Recorded data:
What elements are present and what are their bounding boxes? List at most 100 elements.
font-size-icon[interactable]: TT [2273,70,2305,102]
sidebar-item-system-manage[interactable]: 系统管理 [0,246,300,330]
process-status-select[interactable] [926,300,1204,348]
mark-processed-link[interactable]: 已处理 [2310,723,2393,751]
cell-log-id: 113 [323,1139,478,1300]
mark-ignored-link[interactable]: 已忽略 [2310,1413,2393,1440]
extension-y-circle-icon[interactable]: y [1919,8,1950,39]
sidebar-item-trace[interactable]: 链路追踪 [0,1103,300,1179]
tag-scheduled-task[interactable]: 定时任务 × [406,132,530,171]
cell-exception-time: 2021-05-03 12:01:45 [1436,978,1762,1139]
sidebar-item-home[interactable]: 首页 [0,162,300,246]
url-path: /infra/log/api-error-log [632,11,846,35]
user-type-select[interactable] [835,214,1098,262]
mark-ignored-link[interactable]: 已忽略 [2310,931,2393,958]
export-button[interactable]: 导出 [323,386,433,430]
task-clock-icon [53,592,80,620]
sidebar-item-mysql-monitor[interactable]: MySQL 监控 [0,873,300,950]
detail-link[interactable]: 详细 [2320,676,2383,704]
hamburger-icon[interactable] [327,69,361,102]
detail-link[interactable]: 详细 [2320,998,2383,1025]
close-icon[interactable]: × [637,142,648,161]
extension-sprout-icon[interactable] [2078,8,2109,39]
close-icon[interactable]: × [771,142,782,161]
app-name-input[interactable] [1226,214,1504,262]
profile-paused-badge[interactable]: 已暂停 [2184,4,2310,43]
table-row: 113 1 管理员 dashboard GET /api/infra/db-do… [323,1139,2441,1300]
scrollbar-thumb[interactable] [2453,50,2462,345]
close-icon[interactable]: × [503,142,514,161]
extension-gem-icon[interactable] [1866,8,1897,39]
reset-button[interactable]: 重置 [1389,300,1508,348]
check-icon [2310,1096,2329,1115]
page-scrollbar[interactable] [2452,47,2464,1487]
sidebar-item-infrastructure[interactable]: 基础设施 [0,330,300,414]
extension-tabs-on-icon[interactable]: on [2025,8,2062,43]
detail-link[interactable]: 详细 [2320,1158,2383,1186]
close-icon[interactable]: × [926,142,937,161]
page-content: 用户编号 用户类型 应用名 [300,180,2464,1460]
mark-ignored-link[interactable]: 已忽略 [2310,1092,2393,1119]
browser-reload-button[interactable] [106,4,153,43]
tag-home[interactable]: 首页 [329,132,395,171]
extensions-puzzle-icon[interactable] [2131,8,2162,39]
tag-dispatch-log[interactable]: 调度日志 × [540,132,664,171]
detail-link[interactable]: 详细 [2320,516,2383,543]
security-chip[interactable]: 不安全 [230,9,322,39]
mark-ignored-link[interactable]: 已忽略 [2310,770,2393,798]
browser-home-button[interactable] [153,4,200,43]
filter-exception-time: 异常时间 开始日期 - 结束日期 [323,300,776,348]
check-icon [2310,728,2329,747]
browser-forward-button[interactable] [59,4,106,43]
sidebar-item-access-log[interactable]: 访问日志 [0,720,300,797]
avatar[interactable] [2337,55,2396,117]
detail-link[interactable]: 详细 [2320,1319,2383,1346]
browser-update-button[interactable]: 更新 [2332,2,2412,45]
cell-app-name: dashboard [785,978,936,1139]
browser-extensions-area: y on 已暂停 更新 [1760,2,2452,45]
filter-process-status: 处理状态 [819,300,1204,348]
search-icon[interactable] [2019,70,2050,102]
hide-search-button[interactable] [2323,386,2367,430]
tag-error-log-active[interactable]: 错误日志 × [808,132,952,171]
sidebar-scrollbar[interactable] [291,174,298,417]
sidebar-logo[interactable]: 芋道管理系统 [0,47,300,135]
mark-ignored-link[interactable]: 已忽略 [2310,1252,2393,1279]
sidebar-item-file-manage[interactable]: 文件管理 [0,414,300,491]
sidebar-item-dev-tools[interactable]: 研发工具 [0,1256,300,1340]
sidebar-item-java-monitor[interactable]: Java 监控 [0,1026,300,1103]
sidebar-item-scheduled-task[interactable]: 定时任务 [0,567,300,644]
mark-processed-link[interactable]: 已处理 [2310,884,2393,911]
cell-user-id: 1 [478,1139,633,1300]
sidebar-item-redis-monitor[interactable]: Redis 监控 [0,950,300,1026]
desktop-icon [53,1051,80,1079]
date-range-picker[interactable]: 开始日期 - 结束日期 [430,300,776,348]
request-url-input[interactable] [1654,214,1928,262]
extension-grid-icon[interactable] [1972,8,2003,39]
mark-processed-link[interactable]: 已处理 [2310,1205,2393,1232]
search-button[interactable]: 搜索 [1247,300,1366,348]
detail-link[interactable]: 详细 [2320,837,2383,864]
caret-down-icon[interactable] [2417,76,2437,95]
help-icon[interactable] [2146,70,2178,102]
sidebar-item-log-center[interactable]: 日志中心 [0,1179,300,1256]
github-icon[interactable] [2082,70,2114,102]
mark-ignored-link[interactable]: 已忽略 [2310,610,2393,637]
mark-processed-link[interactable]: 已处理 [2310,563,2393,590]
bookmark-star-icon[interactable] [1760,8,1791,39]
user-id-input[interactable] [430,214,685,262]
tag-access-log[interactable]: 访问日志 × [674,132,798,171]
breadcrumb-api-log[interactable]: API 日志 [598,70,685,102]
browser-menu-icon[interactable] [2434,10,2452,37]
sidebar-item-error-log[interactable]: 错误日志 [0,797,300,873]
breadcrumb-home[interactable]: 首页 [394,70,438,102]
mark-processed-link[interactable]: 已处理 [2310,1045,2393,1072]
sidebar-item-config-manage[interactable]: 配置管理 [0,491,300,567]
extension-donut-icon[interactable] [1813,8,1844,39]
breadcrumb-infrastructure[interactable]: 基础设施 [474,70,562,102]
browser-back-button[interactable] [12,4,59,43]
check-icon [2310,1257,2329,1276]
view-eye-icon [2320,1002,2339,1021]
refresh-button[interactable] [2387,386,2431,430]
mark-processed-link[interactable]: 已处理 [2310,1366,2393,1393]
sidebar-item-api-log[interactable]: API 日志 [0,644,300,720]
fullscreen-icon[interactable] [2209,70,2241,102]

Task directions:
Quote the data above word for word, reproducing every line from first to last.

Solution to the problem:
What elements are present and what are their bounding boxes? List at most 100 elements.
font-size-icon[interactable]: TT [2273,70,2305,102]
sidebar-item-system-manage[interactable]: 系统管理 [0,246,300,330]
process-status-select[interactable] [926,300,1204,348]
mark-processed-link[interactable]: 已处理 [2310,723,2393,751]
cell-log-id: 113 [323,1139,478,1300]
mark-ignored-link[interactable]: 已忽略 [2310,1413,2393,1440]
extension-y-circle-icon[interactable]: y [1919,8,1950,39]
sidebar-item-trace[interactable]: 链路追踪 [0,1103,300,1179]
tag-scheduled-task[interactable]: 定时任务 × [406,132,530,171]
cell-exception-time: 2021-05-03 12:01:45 [1436,978,1762,1139]
sidebar-item-home[interactable]: 首页 [0,162,300,246]
url-path: /infra/log/api-error-log [632,11,846,35]
user-type-select[interactable] [835,214,1098,262]
mark-ignored-link[interactable]: 已忽略 [2310,931,2393,958]
export-button[interactable]: 导出 [323,386,433,430]
task-clock-icon [53,592,80,620]
sidebar-item-mysql-monitor[interactable]: MySQL 监控 [0,873,300,950]
detail-link[interactable]: 详细 [2320,676,2383,704]
hamburger-icon[interactable] [327,69,361,102]
detail-link[interactable]: 详细 [2320,998,2383,1025]
close-icon[interactable]: × [637,142,648,161]
extension-sprout-icon[interactable] [2078,8,2109,39]
close-icon[interactable]: × [771,142,782,161]
app-name-input[interactable] [1226,214,1504,262]
profile-paused-badge[interactable]: 已暂停 [2184,4,2310,43]
table-row: 113 1 管理员 dashboard GET /api/infra/db-do… [323,1139,2441,1300]
scrollbar-thumb[interactable] [2453,50,2462,345]
close-icon[interactable]: × [503,142,514,161]
extension-gem-icon[interactable] [1866,8,1897,39]
reset-button[interactable]: 重置 [1389,300,1508,348]
check-icon [2310,1096,2329,1115]
page-scrollbar[interactable] [2452,47,2464,1487]
sidebar-item-infrastructure[interactable]: 基础设施 [0,330,300,414]
extension-tabs-on-icon[interactable]: on [2025,8,2062,43]
detail-link[interactable]: 详细 [2320,1158,2383,1186]
close-icon[interactable]: × [926,142,937,161]
page-content: 用户编号 用户类型 应用名 [300,180,2464,1460]
mark-ignored-link[interactable]: 已忽略 [2310,1092,2393,1119]
browser-reload-button[interactable] [106,4,153,43]
tag-home[interactable]: 首页 [329,132,395,171]
extensions-puzzle-icon[interactable] [2131,8,2162,39]
tag-dispatch-log[interactable]: 调度日志 × [540,132,664,171]
detail-link[interactable]: 详细 [2320,516,2383,543]
security-chip[interactable]: 不安全 [230,9,322,39]
mark-ignored-link[interactable]: 已忽略 [2310,770,2393,798]
browser-home-button[interactable] [153,4,200,43]
filter-exception-time: 异常时间 开始日期 - 结束日期 [323,300,776,348]
check-icon [2310,728,2329,747]
browser-forward-button[interactable] [59,4,106,43]
sidebar-item-access-log[interactable]: 访问日志 [0,720,300,797]
avatar[interactable] [2337,55,2396,117]
detail-link[interactable]: 详细 [2320,1319,2383,1346]
browser-update-button[interactable]: 更新 [2332,2,2412,45]
cell-app-name: dashboard [785,978,936,1139]
browser-extensions-area: y on 已暂停 更新 [1760,2,2452,45]
filter-process-status: 处理状态 [819,300,1204,348]
search-icon[interactable] [2019,70,2050,102]
hide-search-button[interactable] [2323,386,2367,430]
tag-error-log-active[interactable]: 错误日志 × [808,132,952,171]
sidebar-scrollbar[interactable] [291,174,298,417]
sidebar-logo[interactable]: 芋道管理系统 [0,47,300,135]
mark-ignored-link[interactable]: 已忽略 [2310,1252,2393,1279]
sidebar-item-file-manage[interactable]: 文件管理 [0,414,300,491]
sidebar-item-dev-tools[interactable]: 研发工具 [0,1256,300,1340]
sidebar-item-java-monitor[interactable]: Java 监控 [0,1026,300,1103]
sidebar-item-scheduled-task[interactable]: 定时任务 [0,567,300,644]
mark-processed-link[interactable]: 已处理 [2310,884,2393,911]
cell-user-id: 1 [478,1139,633,1300]
sidebar-item-redis-monitor[interactable]: Redis 监控 [0,950,300,1026]
desktop-icon [53,1051,80,1079]
date-range-picker[interactable]: 开始日期 - 结束日期 [430,300,776,348]
request-url-input[interactable] [1654,214,1928,262]
extension-grid-icon[interactable] [1972,8,2003,39]
mark-processed-link[interactable]: 已处理 [2310,1205,2393,1232]
search-button[interactable]: 搜索 [1247,300,1366,348]
detail-link[interactable]: 详细 [2320,837,2383,864]
caret-down-icon[interactable] [2417,76,2437,95]
help-icon[interactable] [2146,70,2178,102]
sidebar-item-log-center[interactable]: 日志中心 [0,1179,300,1256]
github-icon[interactable] [2082,70,2114,102]
mark-ignored-link[interactable]: 已忽略 [2310,610,2393,637]
mark-processed-link[interactable]: 已处理 [2310,563,2393,590]
bookmark-star-icon[interactable] [1760,8,1791,39]
user-id-input[interactable] [430,214,685,262]
tag-access-log[interactable]: 访问日志 × [674,132,798,171]
breadcrumb-api-log[interactable]: API 日志 [598,70,685,102]
browser-menu-icon[interactable] [2434,10,2452,37]
sidebar-item-error-log[interactable]: 错误日志 [0,797,300,873]
breadcrumb-home[interactable]: 首页 [394,70,438,102]
mark-processed-link[interactable]: 已处理 [2310,1045,2393,1072]
sidebar-item-config-manage[interactable]: 配置管理 [0,491,300,567]
extension-donut-icon[interactable] [1813,8,1844,39]
breadcrumb-infrastructure[interactable]: 基础设施 [474,70,562,102]
browser-back-button[interactable] [12,4,59,43]
check-icon [2310,1257,2329,1276]
view-eye-icon [2320,1002,2339,1021]
refresh-button[interactable] [2387,386,2431,430]
mark-processed-link[interactable]: 已处理 [2310,1366,2393,1393]
sidebar-item-api-log[interactable]: API 日志 [0,644,300,720]
fullscreen-icon[interactable] [2209,70,2241,102]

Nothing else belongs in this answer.